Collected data
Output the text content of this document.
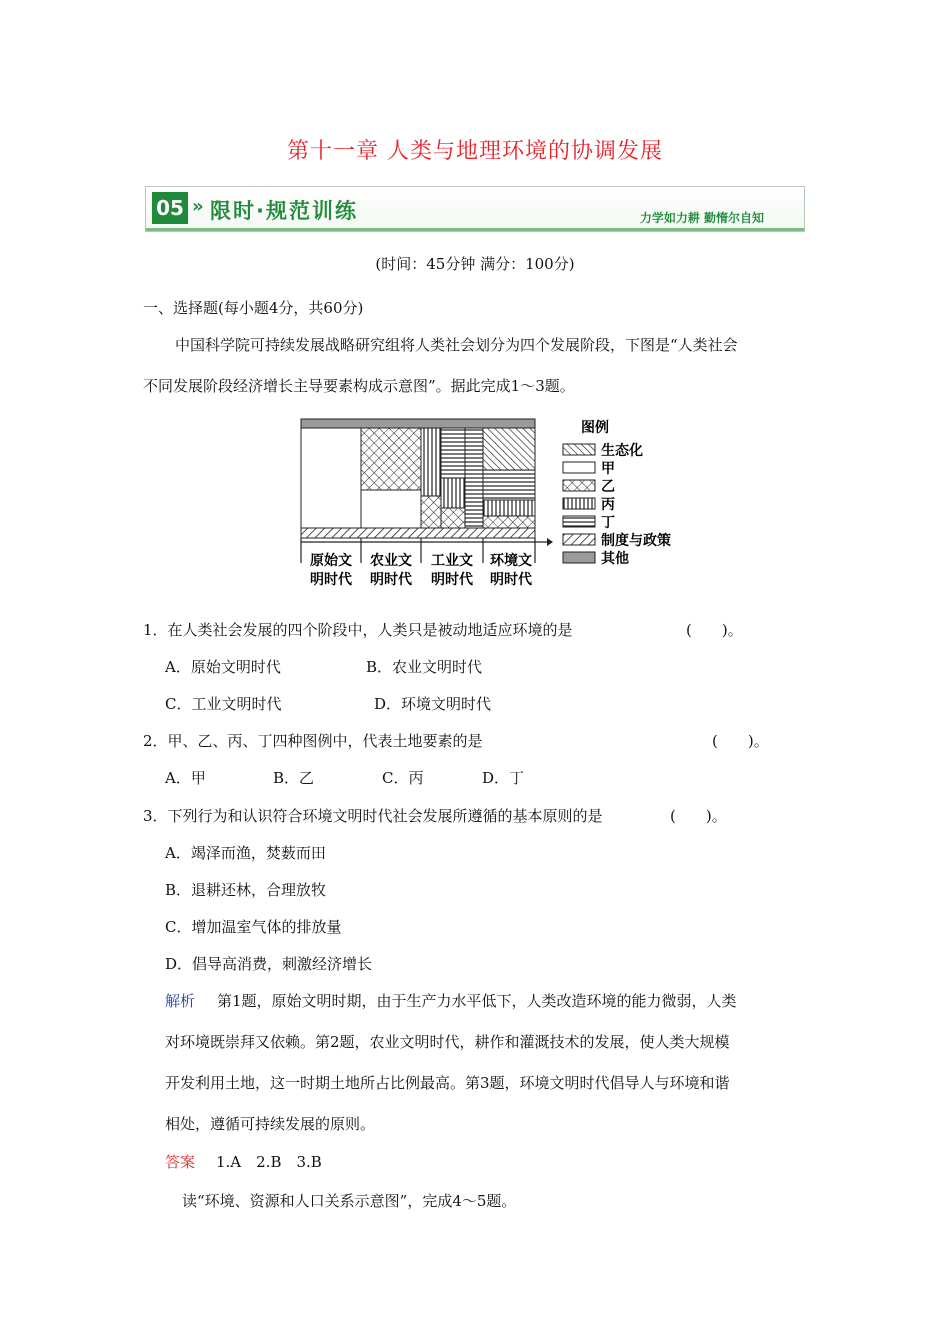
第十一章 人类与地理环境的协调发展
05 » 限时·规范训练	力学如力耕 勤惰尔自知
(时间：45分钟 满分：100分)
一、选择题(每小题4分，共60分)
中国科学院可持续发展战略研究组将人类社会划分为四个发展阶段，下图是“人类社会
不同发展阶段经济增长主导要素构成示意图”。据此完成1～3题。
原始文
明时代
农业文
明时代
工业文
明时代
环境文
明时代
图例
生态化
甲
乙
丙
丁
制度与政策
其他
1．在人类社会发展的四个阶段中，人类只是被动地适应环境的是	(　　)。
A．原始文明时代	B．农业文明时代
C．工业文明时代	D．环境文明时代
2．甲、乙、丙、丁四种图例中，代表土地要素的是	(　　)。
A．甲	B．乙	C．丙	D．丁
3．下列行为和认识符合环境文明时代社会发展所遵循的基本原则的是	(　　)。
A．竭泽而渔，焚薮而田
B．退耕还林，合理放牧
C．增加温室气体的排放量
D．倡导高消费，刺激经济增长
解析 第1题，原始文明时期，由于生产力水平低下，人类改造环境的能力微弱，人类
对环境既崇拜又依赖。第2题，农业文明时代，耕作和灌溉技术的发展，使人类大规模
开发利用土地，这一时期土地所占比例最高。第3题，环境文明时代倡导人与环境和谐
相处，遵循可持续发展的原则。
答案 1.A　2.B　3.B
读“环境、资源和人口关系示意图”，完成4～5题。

--

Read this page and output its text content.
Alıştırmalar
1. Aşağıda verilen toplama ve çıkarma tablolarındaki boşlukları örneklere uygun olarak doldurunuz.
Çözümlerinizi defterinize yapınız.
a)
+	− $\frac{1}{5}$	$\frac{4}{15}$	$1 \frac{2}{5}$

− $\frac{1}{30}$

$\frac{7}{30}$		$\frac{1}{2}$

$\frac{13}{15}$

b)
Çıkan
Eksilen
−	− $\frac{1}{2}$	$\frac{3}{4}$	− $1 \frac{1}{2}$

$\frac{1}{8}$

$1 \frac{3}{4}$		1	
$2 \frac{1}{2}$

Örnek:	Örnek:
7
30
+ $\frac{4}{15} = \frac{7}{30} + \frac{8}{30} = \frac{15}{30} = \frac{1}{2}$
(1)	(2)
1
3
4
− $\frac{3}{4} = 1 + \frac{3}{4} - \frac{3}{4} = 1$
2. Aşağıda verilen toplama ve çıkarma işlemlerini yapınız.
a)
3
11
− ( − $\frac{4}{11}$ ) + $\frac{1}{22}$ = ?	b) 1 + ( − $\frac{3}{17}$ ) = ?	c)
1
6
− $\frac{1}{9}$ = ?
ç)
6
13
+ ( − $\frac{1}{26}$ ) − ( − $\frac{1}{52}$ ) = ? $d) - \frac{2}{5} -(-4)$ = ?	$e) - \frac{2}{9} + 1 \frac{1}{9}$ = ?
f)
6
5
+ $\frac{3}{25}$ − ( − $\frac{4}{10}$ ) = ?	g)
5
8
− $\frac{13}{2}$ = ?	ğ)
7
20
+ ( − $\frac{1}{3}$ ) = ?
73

▶ [Exercise aim]: Look through the records and gather each line with the word "yapınız".

▶ [Task response]:
Çözümlerinizi defterinize yapınız.
2. Aşağıda verilen toplama ve çıkarma işlemlerini yapınız.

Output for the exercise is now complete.